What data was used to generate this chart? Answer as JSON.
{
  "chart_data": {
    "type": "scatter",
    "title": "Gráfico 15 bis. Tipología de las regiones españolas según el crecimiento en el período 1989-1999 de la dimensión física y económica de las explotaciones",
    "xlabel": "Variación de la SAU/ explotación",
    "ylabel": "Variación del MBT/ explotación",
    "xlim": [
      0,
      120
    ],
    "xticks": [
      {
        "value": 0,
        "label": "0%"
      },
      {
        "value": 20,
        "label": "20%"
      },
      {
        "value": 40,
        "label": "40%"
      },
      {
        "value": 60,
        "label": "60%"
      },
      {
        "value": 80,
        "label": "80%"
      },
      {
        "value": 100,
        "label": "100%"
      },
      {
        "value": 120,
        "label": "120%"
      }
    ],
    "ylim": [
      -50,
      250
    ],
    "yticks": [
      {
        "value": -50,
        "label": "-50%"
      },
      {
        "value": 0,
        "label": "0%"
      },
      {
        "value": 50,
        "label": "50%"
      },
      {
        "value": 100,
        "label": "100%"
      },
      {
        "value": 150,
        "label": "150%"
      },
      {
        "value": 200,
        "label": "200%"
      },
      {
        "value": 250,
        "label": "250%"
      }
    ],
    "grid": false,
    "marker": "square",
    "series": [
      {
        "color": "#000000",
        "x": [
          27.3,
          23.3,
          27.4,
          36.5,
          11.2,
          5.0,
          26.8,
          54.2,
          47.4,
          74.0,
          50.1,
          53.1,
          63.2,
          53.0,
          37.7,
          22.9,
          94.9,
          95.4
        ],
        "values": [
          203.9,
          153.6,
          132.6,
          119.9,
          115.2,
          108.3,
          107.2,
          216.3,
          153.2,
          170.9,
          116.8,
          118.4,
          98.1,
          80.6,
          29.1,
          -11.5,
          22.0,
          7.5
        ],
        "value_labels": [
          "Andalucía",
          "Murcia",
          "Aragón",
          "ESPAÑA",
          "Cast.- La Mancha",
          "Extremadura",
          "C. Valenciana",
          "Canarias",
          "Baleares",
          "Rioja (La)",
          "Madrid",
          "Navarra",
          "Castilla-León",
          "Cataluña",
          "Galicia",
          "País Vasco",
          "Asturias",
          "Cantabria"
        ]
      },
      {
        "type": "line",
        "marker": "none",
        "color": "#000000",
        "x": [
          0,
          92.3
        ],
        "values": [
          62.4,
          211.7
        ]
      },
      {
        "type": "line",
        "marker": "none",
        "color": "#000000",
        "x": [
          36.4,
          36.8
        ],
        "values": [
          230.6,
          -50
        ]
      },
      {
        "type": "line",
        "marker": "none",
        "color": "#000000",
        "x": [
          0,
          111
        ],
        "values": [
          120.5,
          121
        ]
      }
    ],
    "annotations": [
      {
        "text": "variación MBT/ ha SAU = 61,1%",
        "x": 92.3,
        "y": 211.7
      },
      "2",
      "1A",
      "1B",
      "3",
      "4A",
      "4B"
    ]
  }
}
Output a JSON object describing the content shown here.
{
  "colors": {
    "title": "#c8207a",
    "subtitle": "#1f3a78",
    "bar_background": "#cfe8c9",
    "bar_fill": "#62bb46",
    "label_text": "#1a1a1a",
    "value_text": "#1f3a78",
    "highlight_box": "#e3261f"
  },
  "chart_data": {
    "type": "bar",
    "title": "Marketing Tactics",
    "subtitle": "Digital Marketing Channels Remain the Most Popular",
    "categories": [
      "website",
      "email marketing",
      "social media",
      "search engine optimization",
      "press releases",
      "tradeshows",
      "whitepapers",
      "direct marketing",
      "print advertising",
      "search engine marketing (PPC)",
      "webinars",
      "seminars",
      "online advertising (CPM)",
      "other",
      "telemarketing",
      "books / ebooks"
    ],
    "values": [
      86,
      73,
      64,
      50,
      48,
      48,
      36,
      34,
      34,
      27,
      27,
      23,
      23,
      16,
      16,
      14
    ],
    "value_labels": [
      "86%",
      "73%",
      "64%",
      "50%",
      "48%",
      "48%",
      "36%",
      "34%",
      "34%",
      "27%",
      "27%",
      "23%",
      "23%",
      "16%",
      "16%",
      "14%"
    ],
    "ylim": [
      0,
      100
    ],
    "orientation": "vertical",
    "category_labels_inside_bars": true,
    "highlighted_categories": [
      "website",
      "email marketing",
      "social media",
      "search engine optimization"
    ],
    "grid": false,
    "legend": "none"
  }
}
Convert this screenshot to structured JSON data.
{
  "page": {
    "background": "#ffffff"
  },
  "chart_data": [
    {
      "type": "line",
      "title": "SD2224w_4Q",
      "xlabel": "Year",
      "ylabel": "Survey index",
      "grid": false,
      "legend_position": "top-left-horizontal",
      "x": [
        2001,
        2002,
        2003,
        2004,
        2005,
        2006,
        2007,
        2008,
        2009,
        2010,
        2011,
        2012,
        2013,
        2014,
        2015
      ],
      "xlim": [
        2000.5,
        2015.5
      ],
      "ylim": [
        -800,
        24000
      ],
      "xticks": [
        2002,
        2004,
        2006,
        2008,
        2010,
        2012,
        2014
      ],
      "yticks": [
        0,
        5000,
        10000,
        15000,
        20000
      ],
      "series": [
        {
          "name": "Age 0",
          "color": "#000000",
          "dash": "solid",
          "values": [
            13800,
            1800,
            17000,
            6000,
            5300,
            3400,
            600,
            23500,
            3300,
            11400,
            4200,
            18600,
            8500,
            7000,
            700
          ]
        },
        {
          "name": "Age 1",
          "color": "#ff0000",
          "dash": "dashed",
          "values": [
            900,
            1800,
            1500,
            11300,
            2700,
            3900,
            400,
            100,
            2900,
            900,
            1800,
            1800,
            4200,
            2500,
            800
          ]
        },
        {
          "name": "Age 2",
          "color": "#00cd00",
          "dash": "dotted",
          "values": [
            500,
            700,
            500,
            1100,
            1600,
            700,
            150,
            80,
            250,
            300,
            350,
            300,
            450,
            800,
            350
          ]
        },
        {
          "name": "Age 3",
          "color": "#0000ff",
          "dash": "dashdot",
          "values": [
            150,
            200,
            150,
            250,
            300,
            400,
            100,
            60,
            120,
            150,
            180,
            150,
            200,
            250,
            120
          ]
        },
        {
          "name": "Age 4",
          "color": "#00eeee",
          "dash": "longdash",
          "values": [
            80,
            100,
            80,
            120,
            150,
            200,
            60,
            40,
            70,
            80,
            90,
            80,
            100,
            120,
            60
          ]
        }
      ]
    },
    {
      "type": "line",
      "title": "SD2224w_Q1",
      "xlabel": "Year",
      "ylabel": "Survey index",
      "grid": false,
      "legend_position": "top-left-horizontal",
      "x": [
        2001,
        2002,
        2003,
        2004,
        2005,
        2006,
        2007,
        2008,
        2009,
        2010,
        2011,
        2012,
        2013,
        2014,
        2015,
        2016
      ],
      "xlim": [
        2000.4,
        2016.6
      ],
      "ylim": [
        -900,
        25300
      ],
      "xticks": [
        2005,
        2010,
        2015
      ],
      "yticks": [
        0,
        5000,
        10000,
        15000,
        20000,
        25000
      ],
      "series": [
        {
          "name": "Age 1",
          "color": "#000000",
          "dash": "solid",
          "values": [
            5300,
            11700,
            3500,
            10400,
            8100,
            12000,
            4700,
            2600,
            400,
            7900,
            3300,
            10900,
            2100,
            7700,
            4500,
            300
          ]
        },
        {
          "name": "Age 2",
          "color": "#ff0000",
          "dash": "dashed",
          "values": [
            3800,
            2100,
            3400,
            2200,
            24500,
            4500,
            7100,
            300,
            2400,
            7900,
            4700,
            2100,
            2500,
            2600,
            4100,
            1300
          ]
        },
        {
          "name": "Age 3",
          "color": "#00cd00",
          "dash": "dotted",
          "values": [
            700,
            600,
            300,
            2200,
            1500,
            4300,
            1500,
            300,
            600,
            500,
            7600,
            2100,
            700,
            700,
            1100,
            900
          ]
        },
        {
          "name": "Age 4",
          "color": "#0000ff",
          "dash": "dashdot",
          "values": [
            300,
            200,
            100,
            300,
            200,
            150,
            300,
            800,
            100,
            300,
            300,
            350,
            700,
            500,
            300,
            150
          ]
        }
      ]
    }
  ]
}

- - - - -

Your instructions: In the entries above, some lines may contain the string "optimization"; report how many, without additional comment.

Exercise answer: 2